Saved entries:
===============

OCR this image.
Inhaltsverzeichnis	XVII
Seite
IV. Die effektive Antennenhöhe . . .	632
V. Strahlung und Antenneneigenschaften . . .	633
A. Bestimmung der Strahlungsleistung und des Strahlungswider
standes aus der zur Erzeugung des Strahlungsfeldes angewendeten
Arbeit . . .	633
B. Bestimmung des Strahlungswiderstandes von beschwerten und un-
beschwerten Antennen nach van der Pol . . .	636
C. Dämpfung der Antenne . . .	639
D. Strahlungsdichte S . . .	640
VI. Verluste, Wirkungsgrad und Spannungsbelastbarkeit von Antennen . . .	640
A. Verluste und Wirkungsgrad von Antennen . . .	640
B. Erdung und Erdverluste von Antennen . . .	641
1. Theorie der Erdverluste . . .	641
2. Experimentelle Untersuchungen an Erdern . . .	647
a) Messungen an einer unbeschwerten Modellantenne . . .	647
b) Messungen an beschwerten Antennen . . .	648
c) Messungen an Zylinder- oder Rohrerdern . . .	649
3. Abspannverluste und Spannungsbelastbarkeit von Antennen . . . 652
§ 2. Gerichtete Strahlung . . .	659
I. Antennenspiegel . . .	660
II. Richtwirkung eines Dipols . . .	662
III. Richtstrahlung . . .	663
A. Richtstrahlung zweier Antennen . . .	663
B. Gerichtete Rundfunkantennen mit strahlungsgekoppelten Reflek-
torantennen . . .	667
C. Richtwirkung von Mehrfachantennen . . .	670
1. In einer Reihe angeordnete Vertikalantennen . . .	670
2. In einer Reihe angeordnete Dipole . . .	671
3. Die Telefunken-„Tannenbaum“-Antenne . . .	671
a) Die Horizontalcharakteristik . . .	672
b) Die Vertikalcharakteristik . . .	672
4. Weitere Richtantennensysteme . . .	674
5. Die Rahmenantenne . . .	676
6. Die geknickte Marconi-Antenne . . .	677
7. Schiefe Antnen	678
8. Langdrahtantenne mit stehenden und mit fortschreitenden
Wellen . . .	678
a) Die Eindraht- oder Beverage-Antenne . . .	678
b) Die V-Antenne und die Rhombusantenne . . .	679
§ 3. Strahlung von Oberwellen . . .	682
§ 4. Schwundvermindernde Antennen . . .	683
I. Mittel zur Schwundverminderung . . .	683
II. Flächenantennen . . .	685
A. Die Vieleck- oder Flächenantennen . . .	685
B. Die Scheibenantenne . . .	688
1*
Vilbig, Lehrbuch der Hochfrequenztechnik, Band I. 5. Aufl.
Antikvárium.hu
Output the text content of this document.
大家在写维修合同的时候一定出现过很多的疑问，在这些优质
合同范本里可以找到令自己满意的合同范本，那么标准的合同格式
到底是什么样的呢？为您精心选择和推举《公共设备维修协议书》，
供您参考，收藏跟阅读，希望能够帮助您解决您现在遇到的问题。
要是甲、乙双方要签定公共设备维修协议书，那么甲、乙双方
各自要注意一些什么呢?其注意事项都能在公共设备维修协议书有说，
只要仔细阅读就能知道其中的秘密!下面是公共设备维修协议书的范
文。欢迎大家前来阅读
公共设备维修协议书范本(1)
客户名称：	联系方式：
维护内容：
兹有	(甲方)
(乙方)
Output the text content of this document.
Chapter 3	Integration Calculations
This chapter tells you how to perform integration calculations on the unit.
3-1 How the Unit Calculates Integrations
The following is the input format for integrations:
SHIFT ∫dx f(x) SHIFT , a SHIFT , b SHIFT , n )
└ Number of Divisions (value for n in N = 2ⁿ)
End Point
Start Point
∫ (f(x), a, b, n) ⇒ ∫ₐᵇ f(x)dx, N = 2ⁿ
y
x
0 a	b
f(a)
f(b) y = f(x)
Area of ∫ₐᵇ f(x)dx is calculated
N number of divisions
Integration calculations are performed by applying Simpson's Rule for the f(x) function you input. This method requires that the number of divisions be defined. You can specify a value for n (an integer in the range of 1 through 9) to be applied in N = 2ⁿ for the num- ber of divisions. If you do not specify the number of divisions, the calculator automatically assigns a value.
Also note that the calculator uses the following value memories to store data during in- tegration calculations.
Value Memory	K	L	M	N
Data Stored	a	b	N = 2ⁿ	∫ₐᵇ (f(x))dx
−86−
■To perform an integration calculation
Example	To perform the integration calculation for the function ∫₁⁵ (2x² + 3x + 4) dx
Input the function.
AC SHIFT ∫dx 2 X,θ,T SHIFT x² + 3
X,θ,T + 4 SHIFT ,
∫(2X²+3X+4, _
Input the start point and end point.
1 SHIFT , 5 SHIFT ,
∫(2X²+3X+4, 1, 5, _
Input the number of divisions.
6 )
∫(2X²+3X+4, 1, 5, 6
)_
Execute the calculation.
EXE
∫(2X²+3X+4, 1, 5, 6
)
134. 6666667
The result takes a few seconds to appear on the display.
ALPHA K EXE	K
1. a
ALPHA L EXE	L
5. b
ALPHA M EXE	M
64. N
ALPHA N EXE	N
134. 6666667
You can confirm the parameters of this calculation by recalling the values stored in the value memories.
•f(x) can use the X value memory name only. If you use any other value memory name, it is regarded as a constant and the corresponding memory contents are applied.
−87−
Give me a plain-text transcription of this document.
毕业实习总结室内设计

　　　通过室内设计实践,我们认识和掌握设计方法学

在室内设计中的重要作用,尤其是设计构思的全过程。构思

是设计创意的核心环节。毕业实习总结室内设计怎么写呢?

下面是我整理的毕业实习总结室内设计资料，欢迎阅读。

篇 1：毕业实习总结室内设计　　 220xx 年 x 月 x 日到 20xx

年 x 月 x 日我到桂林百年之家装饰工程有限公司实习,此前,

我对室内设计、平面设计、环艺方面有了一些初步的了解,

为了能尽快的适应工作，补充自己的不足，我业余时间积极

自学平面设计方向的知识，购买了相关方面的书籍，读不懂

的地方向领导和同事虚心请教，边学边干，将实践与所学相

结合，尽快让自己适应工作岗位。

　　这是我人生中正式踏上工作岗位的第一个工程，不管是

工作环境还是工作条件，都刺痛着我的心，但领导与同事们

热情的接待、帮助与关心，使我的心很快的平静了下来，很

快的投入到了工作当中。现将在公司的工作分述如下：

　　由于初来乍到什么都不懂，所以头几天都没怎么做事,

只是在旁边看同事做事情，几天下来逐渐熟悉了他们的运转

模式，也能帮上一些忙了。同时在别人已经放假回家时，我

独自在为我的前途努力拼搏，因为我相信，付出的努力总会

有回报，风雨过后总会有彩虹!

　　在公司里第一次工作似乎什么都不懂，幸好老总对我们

===============

Lines in the records that hold the word "Richtwirkung" are to be counted; give only the total.

** ANSWER TO THE EXERCISE **
2